■ **Records supplied**
━━━━━━

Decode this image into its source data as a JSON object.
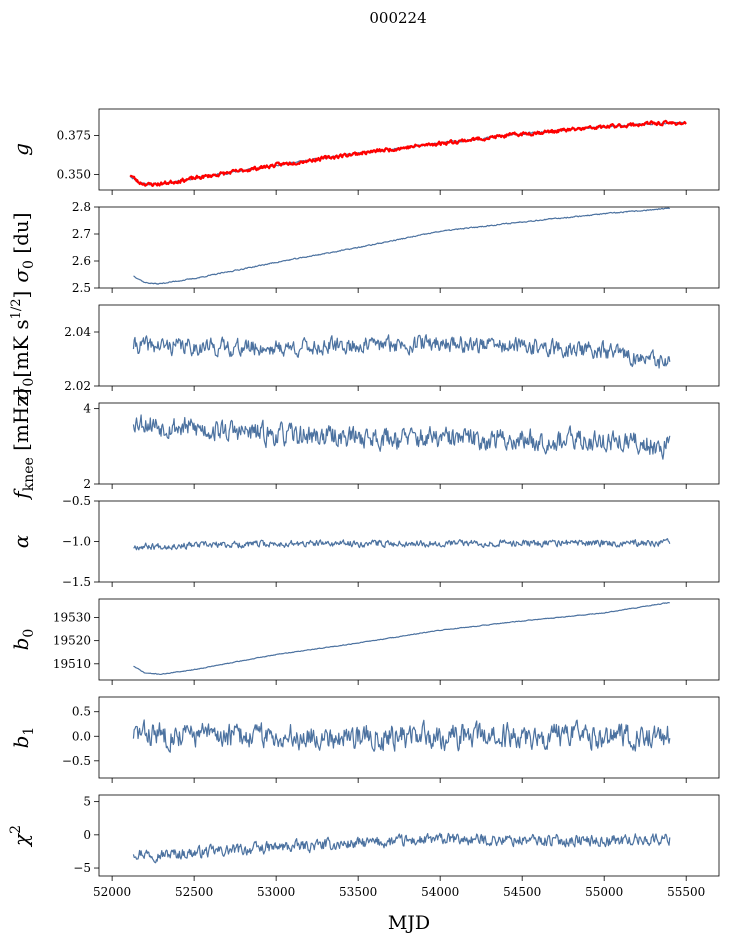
{
  "figure": {
    "title": "000224",
    "xlabel": "MJD"
  },
  "colors": {
    "series": "#4c72a0",
    "fit": "#ff0000",
    "frame": "#000000"
  },
  "chart_data": [
    {
      "type": "line",
      "id": "g",
      "ylabel": "g",
      "ylabel_italic": true,
      "ylim": [
        0.34,
        0.392
      ],
      "yticks": [
        0.35,
        0.375
      ],
      "yticklabels": [
        "0.350",
        "0.375"
      ],
      "xlim": [
        51920,
        55700
      ],
      "series": [
        {
          "style": "data",
          "noise": 0.0006,
          "seed": 11,
          "points": [
            [
              52110,
              0.349
            ],
            [
              52160,
              0.345
            ],
            [
              52220,
              0.3438
            ],
            [
              52300,
              0.344
            ],
            [
              52500,
              0.3475
            ],
            [
              53000,
              0.356
            ],
            [
              53500,
              0.3635
            ],
            [
              54000,
              0.37
            ],
            [
              54500,
              0.376
            ],
            [
              55000,
              0.3805
            ],
            [
              55300,
              0.3825
            ],
            [
              55500,
              0.383
            ]
          ]
        },
        {
          "style": "fit",
          "noise": 0.0012,
          "seed": 23,
          "points": [
            [
              52110,
              0.35
            ],
            [
              52160,
              0.345
            ],
            [
              52220,
              0.3435
            ],
            [
              52300,
              0.344
            ],
            [
              52500,
              0.3475
            ],
            [
              53000,
              0.356
            ],
            [
              53500,
              0.3635
            ],
            [
              54000,
              0.37
            ],
            [
              54500,
              0.376
            ],
            [
              55000,
              0.3805
            ],
            [
              55300,
              0.3828
            ],
            [
              55500,
              0.383
            ]
          ]
        }
      ]
    },
    {
      "type": "line",
      "id": "sigma0-du",
      "ylabel": "σ0 [du]",
      "ylim": [
        2.5,
        2.8
      ],
      "yticks": [
        2.5,
        2.6,
        2.7,
        2.8
      ],
      "yticklabels": [
        "2.5",
        "2.6",
        "2.7",
        "2.8"
      ],
      "xlim": [
        51920,
        55700
      ],
      "series": [
        {
          "style": "data",
          "noise": 0.002,
          "seed": 37,
          "points": [
            [
              52130,
              2.545
            ],
            [
              52200,
              2.52
            ],
            [
              52280,
              2.515
            ],
            [
              52500,
              2.535
            ],
            [
              53000,
              2.595
            ],
            [
              53500,
              2.65
            ],
            [
              54000,
              2.71
            ],
            [
              54500,
              2.745
            ],
            [
              55000,
              2.775
            ],
            [
              55400,
              2.795
            ]
          ]
        }
      ]
    },
    {
      "type": "line",
      "id": "sigma0-mk",
      "ylabel": "σ0[mK s^1/2]",
      "ylim": [
        2.02,
        2.05
      ],
      "yticks": [
        2.02,
        2.04
      ],
      "yticklabels": [
        "2.02",
        "2.04"
      ],
      "xlim": [
        51920,
        55700
      ],
      "series": [
        {
          "style": "data",
          "noise": 0.003,
          "seed": 41,
          "points": [
            [
              52130,
              2.035
            ],
            [
              53000,
              2.034
            ],
            [
              54000,
              2.036
            ],
            [
              55000,
              2.033
            ],
            [
              55400,
              2.028
            ]
          ]
        }
      ]
    },
    {
      "type": "line",
      "id": "fknee",
      "ylabel": "fknee [mHz]",
      "ylim": [
        2.0,
        4.15
      ],
      "yticks": [
        2,
        4
      ],
      "yticklabels": [
        "2",
        "4"
      ],
      "xlim": [
        51920,
        55700
      ],
      "series": [
        {
          "style": "data",
          "noise": 0.28,
          "seed": 53,
          "points": [
            [
              52130,
              3.7
            ],
            [
              52300,
              3.55
            ],
            [
              53000,
              3.3
            ],
            [
              54000,
              3.2
            ],
            [
              55000,
              3.15
            ],
            [
              55400,
              3.0
            ]
          ]
        }
      ]
    },
    {
      "type": "line",
      "id": "alpha",
      "ylabel": "α",
      "ylabel_italic": true,
      "ylim": [
        -1.5,
        -0.5
      ],
      "yticks": [
        -1.5,
        -1.0,
        -0.5
      ],
      "yticklabels": [
        "−1.5",
        "−1.0",
        "−0.5"
      ],
      "xlim": [
        51920,
        55700
      ],
      "series": [
        {
          "style": "data",
          "noise": 0.04,
          "seed": 67,
          "points": [
            [
              52130,
              -1.06
            ],
            [
              53000,
              -1.03
            ],
            [
              54000,
              -1.02
            ],
            [
              55000,
              -1.02
            ],
            [
              55400,
              -1.02
            ]
          ]
        }
      ]
    },
    {
      "type": "line",
      "id": "b0",
      "ylabel": "b0",
      "ylabel_italic": true,
      "ylim": [
        19503,
        19538
      ],
      "yticks": [
        19510,
        19520,
        19530
      ],
      "yticklabels": [
        "19510",
        "19520",
        "19530"
      ],
      "xlim": [
        51920,
        55700
      ],
      "series": [
        {
          "style": "data",
          "noise": 0.15,
          "seed": 71,
          "points": [
            [
              52130,
              19509
            ],
            [
              52200,
              19506
            ],
            [
              52300,
              19505.5
            ],
            [
              52500,
              19507.5
            ],
            [
              53000,
              19514
            ],
            [
              53500,
              19519
            ],
            [
              54000,
              19524.5
            ],
            [
              54500,
              19528.5
            ],
            [
              55000,
              19532
            ],
            [
              55400,
              19536.5
            ]
          ]
        }
      ]
    },
    {
      "type": "line",
      "id": "b1",
      "ylabel": "b1",
      "ylabel_italic": true,
      "ylim": [
        -0.85,
        0.8
      ],
      "yticks": [
        -0.5,
        0.0,
        0.5
      ],
      "yticklabels": [
        "−0.5",
        "0.0",
        "0.5"
      ],
      "xlim": [
        51920,
        55700
      ],
      "series": [
        {
          "style": "data",
          "noise": 0.24,
          "seed": 83,
          "points": [
            [
              52130,
              0.05
            ],
            [
              53000,
              0.0
            ],
            [
              54000,
              0.0
            ],
            [
              55000,
              0.0
            ],
            [
              55400,
              0.0
            ]
          ]
        }
      ]
    },
    {
      "type": "line",
      "id": "chi2",
      "ylabel": "χ2",
      "ylabel_italic": true,
      "ylim": [
        -6.2,
        6.0
      ],
      "yticks": [
        -5,
        0,
        5
      ],
      "yticklabels": [
        "−5",
        "0",
        "5"
      ],
      "xlim": [
        51920,
        55700
      ],
      "xticks": [
        52000,
        52500,
        53000,
        53500,
        54000,
        54500,
        55000,
        55500
      ],
      "xticklabels": [
        "52000",
        "52500",
        "53000",
        "53500",
        "54000",
        "54500",
        "55000",
        "55500"
      ],
      "series": [
        {
          "style": "data",
          "noise": 0.85,
          "seed": 97,
          "points": [
            [
              52130,
              -2.6
            ],
            [
              52300,
              -3.0
            ],
            [
              53000,
              -1.9
            ],
            [
              54000,
              -0.7
            ],
            [
              55000,
              -0.9
            ],
            [
              55400,
              -0.6
            ]
          ]
        }
      ]
    }
  ]
}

━━━━━━

■ **What the task requires**
Reproduce the whole listing word for word, setting aside any pictures.

■ **Exercise output**
Decode this image into its source data as a JSON object.
{
  "figure": {
    "title": "000224",
    "xlabel": "MJD"
  },
  "colors": {
    "series": "#4c72a0",
    "fit": "#ff0000",
    "frame": "#000000"
  },
  "chart_data": [
    {
      "type": "line",
      "id": "g",
      "ylabel": "g",
      "ylabel_italic": true,
      "ylim": [
        0.34,
        0.392
      ],
      "yticks": [
        0.35,
        0.375
      ],
      "yticklabels": [
        "0.350",
        "0.375"
      ],
      "xlim": [
        51920,
        55700
      ],
      "series": [
        {
          "style": "data",
          "noise": 0.0006,
          "seed": 11,
          "points": [
            [
              52110,
              0.349
            ],
            [
              52160,
              0.345
            ],
            [
              52220,
              0.3438
            ],
            [
              52300,
              0.344
            ],
            [
              52500,
              0.3475
            ],
            [
              53000,
              0.356
            ],
            [
              53500,
              0.3635
            ],
            [
              54000,
              0.37
            ],
            [
              54500,
              0.376
            ],
            [
              55000,
              0.3805
            ],
            [
              55300,
              0.3825
            ],
            [
              55500,
              0.383
            ]
          ]
        },
        {
          "style": "fit",
          "noise": 0.0012,
          "seed": 23,
          "points": [
            [
              52110,
              0.35
            ],
            [
              52160,
              0.345
            ],
            [
              52220,
              0.3435
            ],
            [
              52300,
              0.344
            ],
            [
              52500,
              0.3475
            ],
            [
              53000,
              0.356
            ],
            [
              53500,
              0.3635
            ],
            [
              54000,
              0.37
            ],
            [
              54500,
              0.376
            ],
            [
              55000,
              0.3805
            ],
            [
              55300,
              0.3828
            ],
            [
              55500,
              0.383
            ]
          ]
        }
      ]
    },
    {
      "type": "line",
      "id": "sigma0-du",
      "ylabel": "σ0 [du]",
      "ylim": [
        2.5,
        2.8
      ],
      "yticks": [
        2.5,
        2.6,
        2.7,
        2.8
      ],
      "yticklabels": [
        "2.5",
        "2.6",
        "2.7",
        "2.8"
      ],
      "xlim": [
        51920,
        55700
      ],
      "series": [
        {
          "style": "data",
          "noise": 0.002,
          "seed": 37,
          "points": [
            [
              52130,
              2.545
            ],
            [
              52200,
              2.52
            ],
            [
              52280,
              2.515
            ],
            [
              52500,
              2.535
            ],
            [
              53000,
              2.595
            ],
            [
              53500,
              2.65
            ],
            [
              54000,
              2.71
            ],
            [
              54500,
              2.745
            ],
            [
              55000,
              2.775
            ],
            [
              55400,
              2.795
            ]
          ]
        }
      ]
    },
    {
      "type": "line",
      "id": "sigma0-mk",
      "ylabel": "σ0[mK s^1/2]",
      "ylim": [
        2.02,
        2.05
      ],
      "yticks": [
        2.02,
        2.04
      ],
      "yticklabels": [
        "2.02",
        "2.04"
      ],
      "xlim": [
        51920,
        55700
      ],
      "series": [
        {
          "style": "data",
          "noise": 0.003,
          "seed": 41,
          "points": [
            [
              52130,
              2.035
            ],
            [
              53000,
              2.034
            ],
            [
              54000,
              2.036
            ],
            [
              55000,
              2.033
            ],
            [
              55400,
              2.028
            ]
          ]
        }
      ]
    },
    {
      "type": "line",
      "id": "fknee",
      "ylabel": "fknee [mHz]",
      "ylim": [
        2.0,
        4.15
      ],
      "yticks": [
        2,
        4
      ],
      "yticklabels": [
        "2",
        "4"
      ],
      "xlim": [
        51920,
        55700
      ],
      "series": [
        {
          "style": "data",
          "noise": 0.28,
          "seed": 53,
          "points": [
            [
              52130,
              3.7
            ],
            [
              52300,
              3.55
            ],
            [
              53000,
              3.3
            ],
            [
              54000,
              3.2
            ],
            [
              55000,
              3.15
            ],
            [
              55400,
              3.0
            ]
          ]
        }
      ]
    },
    {
      "type": "line",
      "id": "alpha",
      "ylabel": "α",
      "ylabel_italic": true,
      "ylim": [
        -1.5,
        -0.5
      ],
      "yticks": [
        -1.5,
        -1.0,
        -0.5
      ],
      "yticklabels": [
        "−1.5",
        "−1.0",
        "−0.5"
      ],
      "xlim": [
        51920,
        55700
      ],
      "series": [
        {
          "style": "data",
          "noise": 0.04,
          "seed": 67,
          "points": [
            [
              52130,
              -1.06
            ],
            [
              53000,
              -1.03
            ],
            [
              54000,
              -1.02
            ],
            [
              55000,
              -1.02
            ],
            [
              55400,
              -1.02
            ]
          ]
        }
      ]
    },
    {
      "type": "line",
      "id": "b0",
      "ylabel": "b0",
      "ylabel_italic": true,
      "ylim": [
        19503,
        19538
      ],
      "yticks": [
        19510,
        19520,
        19530
      ],
      "yticklabels": [
        "19510",
        "19520",
        "19530"
      ],
      "xlim": [
        51920,
        55700
      ],
      "series": [
        {
          "style": "data",
          "noise": 0.15,
          "seed": 71,
          "points": [
            [
              52130,
              19509
            ],
            [
              52200,
              19506
            ],
            [
              52300,
              19505.5
            ],
            [
              52500,
              19507.5
            ],
            [
              53000,
              19514
            ],
            [
              53500,
              19519
            ],
            [
              54000,
              19524.5
            ],
            [
              54500,
              19528.5
            ],
            [
              55000,
              19532
            ],
            [
              55400,
              19536.5
            ]
          ]
        }
      ]
    },
    {
      "type": "line",
      "id": "b1",
      "ylabel": "b1",
      "ylabel_italic": true,
      "ylim": [
        -0.85,
        0.8
      ],
      "yticks": [
        -0.5,
        0.0,
        0.5
      ],
      "yticklabels": [
        "−0.5",
        "0.0",
        "0.5"
      ],
      "xlim": [
        51920,
        55700
      ],
      "series": [
        {
          "style": "data",
          "noise": 0.24,
          "seed": 83,
          "points": [
            [
              52130,
              0.05
            ],
            [
              53000,
              0.0
            ],
            [
              54000,
              0.0
            ],
            [
              55000,
              0.0
            ],
            [
              55400,
              0.0
            ]
          ]
        }
      ]
    },
    {
      "type": "line",
      "id": "chi2",
      "ylabel": "χ2",
      "ylabel_italic": true,
      "ylim": [
        -6.2,
        6.0
      ],
      "yticks": [
        -5,
        0,
        5
      ],
      "yticklabels": [
        "−5",
        "0",
        "5"
      ],
      "xlim": [
        51920,
        55700
      ],
      "xticks": [
        52000,
        52500,
        53000,
        53500,
        54000,
        54500,
        55000,
        55500
      ],
      "xticklabels": [
        "52000",
        "52500",
        "53000",
        "53500",
        "54000",
        "54500",
        "55000",
        "55500"
      ],
      "series": [
        {
          "style": "data",
          "noise": 0.85,
          "seed": 97,
          "points": [
            [
              52130,
              -2.6
            ],
            [
              52300,
              -3.0
            ],
            [
              53000,
              -1.9
            ],
            [
              54000,
              -0.7
            ],
            [
              55000,
              -0.9
            ],
            [
              55400,
              -0.6
            ]
          ]
        }
      ]
    }
  ]
}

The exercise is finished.